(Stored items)
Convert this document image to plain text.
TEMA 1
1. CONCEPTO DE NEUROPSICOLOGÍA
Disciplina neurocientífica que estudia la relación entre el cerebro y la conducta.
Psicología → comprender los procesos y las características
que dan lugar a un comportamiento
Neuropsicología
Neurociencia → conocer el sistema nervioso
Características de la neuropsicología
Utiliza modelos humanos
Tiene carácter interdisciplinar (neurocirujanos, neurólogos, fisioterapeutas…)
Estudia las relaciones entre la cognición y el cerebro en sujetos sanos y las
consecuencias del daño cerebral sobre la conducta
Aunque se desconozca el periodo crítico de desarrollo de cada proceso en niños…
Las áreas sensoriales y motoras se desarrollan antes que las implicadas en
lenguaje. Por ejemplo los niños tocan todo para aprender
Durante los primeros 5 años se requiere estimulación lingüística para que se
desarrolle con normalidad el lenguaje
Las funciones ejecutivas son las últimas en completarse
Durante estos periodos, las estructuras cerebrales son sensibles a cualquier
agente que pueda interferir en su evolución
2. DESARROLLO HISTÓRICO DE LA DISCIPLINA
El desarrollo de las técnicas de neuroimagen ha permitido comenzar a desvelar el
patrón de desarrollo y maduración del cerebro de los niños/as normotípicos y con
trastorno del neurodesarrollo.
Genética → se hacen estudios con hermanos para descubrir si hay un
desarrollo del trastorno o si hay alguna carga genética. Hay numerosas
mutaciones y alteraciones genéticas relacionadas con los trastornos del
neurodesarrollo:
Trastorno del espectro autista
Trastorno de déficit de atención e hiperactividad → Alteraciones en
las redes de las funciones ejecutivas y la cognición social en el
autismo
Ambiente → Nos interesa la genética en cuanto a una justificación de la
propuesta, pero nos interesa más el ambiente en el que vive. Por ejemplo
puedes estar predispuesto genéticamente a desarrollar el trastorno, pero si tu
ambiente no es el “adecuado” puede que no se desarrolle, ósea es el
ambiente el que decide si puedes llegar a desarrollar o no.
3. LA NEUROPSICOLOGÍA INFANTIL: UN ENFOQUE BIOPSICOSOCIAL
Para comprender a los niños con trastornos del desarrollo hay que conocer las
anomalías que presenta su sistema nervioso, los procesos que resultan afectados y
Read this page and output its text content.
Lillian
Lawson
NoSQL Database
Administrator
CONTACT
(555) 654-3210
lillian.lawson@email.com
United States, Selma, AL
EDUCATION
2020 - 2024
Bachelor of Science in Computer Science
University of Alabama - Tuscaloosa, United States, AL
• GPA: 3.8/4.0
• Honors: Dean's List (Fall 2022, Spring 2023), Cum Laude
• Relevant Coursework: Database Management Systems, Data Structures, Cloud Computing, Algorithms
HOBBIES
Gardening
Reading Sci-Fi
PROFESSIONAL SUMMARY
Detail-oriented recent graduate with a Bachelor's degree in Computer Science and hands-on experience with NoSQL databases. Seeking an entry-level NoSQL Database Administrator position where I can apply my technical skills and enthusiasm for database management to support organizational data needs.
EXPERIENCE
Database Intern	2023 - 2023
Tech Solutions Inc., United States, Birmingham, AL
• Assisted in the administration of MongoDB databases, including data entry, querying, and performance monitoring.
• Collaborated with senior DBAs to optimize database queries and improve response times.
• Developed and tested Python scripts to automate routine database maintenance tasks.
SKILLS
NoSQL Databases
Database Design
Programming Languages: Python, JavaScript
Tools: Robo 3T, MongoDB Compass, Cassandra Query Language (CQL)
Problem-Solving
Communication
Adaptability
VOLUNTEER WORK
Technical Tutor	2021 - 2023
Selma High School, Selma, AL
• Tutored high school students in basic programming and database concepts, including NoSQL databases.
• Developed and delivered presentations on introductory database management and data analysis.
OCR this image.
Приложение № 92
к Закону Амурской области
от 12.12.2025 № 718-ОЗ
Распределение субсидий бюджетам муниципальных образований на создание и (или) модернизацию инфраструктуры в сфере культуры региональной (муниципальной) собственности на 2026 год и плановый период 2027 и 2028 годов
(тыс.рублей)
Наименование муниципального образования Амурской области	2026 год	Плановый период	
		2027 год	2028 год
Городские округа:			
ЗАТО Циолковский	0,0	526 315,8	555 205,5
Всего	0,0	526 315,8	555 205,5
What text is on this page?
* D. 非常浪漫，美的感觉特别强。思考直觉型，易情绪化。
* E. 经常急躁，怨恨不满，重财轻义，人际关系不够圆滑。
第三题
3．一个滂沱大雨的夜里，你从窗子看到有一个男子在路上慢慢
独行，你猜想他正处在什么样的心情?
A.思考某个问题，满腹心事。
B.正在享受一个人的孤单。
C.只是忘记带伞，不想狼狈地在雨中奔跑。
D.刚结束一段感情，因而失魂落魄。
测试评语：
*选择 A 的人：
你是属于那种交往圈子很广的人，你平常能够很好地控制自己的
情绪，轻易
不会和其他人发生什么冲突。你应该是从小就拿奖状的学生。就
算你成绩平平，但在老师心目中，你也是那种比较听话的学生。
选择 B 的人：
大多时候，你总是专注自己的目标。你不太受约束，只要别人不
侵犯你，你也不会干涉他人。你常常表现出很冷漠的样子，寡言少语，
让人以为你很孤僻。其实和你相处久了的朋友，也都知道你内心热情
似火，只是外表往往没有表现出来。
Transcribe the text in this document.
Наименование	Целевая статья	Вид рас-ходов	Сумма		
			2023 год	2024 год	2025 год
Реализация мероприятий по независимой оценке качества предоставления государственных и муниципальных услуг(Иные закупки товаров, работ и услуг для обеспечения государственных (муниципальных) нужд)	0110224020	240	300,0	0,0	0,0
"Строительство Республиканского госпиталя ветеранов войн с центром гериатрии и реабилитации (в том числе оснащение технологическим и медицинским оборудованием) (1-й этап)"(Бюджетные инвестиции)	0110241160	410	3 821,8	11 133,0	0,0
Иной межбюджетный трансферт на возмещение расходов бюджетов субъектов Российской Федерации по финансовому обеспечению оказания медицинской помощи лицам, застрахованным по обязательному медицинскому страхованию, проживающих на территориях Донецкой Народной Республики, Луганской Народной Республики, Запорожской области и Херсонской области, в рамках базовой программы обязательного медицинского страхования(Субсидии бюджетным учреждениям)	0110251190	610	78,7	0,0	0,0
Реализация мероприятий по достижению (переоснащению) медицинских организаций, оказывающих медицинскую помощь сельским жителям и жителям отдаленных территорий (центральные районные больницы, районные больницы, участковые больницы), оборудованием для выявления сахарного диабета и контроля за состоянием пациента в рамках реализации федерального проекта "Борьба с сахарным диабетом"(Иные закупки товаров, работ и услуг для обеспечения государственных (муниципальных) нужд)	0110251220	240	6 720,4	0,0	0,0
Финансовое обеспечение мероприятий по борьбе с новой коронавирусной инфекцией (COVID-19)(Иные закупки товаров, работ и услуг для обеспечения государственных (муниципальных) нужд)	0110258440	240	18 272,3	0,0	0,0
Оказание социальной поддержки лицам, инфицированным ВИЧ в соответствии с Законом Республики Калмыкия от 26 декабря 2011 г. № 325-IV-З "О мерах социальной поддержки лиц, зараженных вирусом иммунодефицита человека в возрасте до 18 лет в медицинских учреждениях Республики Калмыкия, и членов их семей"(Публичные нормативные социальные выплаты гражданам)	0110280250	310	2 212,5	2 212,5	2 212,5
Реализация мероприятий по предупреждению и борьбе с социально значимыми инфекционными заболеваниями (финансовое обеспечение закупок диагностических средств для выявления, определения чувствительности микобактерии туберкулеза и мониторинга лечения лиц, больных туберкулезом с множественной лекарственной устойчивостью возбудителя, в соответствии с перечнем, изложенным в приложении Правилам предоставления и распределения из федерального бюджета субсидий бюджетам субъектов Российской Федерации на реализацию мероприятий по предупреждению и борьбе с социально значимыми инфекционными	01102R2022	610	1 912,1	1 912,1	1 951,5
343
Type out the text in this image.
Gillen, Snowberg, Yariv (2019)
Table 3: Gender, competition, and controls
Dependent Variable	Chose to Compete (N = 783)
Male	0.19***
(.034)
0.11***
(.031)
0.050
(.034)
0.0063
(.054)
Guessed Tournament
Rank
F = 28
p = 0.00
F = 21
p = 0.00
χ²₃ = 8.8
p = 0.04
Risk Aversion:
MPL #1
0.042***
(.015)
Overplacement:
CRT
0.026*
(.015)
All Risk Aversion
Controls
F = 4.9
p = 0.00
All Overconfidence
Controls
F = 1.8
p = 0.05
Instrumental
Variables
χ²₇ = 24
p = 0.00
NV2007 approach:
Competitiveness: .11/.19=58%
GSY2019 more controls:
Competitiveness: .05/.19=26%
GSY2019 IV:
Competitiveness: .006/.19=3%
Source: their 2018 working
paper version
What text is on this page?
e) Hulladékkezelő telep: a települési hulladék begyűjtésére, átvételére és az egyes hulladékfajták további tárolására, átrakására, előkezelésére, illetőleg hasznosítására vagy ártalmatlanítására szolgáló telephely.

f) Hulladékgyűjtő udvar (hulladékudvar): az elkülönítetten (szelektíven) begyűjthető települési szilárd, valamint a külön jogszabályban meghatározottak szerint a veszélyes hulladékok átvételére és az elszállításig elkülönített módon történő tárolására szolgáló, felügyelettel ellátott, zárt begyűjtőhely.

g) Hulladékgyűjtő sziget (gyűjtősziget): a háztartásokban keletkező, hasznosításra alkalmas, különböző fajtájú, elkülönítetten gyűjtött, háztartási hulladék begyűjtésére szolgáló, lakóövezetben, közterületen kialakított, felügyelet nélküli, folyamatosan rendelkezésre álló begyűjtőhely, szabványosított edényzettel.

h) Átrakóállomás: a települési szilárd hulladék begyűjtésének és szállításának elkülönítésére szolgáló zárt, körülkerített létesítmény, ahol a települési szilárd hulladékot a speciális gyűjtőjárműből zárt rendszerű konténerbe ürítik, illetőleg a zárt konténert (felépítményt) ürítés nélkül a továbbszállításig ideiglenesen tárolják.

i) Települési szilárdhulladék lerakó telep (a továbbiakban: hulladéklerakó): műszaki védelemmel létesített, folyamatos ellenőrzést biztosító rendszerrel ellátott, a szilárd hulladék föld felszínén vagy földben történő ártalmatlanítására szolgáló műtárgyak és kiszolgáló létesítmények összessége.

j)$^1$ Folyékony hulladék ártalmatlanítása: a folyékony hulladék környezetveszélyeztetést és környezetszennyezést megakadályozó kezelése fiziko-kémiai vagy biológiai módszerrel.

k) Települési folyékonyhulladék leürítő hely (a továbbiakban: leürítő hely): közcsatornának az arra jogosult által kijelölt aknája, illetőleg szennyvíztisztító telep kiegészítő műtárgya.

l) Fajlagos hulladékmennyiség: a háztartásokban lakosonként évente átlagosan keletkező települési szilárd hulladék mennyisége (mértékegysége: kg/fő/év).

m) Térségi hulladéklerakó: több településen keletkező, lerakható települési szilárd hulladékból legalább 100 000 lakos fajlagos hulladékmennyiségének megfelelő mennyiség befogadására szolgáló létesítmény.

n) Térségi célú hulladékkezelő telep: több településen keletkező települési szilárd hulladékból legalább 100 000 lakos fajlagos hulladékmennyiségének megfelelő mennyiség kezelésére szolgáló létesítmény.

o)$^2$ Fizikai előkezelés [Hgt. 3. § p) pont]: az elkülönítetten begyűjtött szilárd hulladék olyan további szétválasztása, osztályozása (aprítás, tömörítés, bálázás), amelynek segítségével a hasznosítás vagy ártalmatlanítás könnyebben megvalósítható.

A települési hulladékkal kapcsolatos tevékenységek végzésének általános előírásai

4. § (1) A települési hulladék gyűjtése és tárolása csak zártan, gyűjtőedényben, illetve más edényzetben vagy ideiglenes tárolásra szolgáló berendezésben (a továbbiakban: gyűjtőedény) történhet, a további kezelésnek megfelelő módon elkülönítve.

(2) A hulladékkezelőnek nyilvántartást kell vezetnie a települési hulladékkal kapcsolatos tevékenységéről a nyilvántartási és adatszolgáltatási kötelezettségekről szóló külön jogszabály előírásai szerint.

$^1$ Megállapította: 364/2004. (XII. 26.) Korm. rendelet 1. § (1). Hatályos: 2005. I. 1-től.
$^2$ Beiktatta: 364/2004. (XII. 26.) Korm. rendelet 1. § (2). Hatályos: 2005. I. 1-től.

Short task: List each line in the listing that contains the string "desarrolle".

The reply:
desarrolle con normalidad el lenguaje
ambiente no es el “adecuado” puede que no se desarrolle, ósea es el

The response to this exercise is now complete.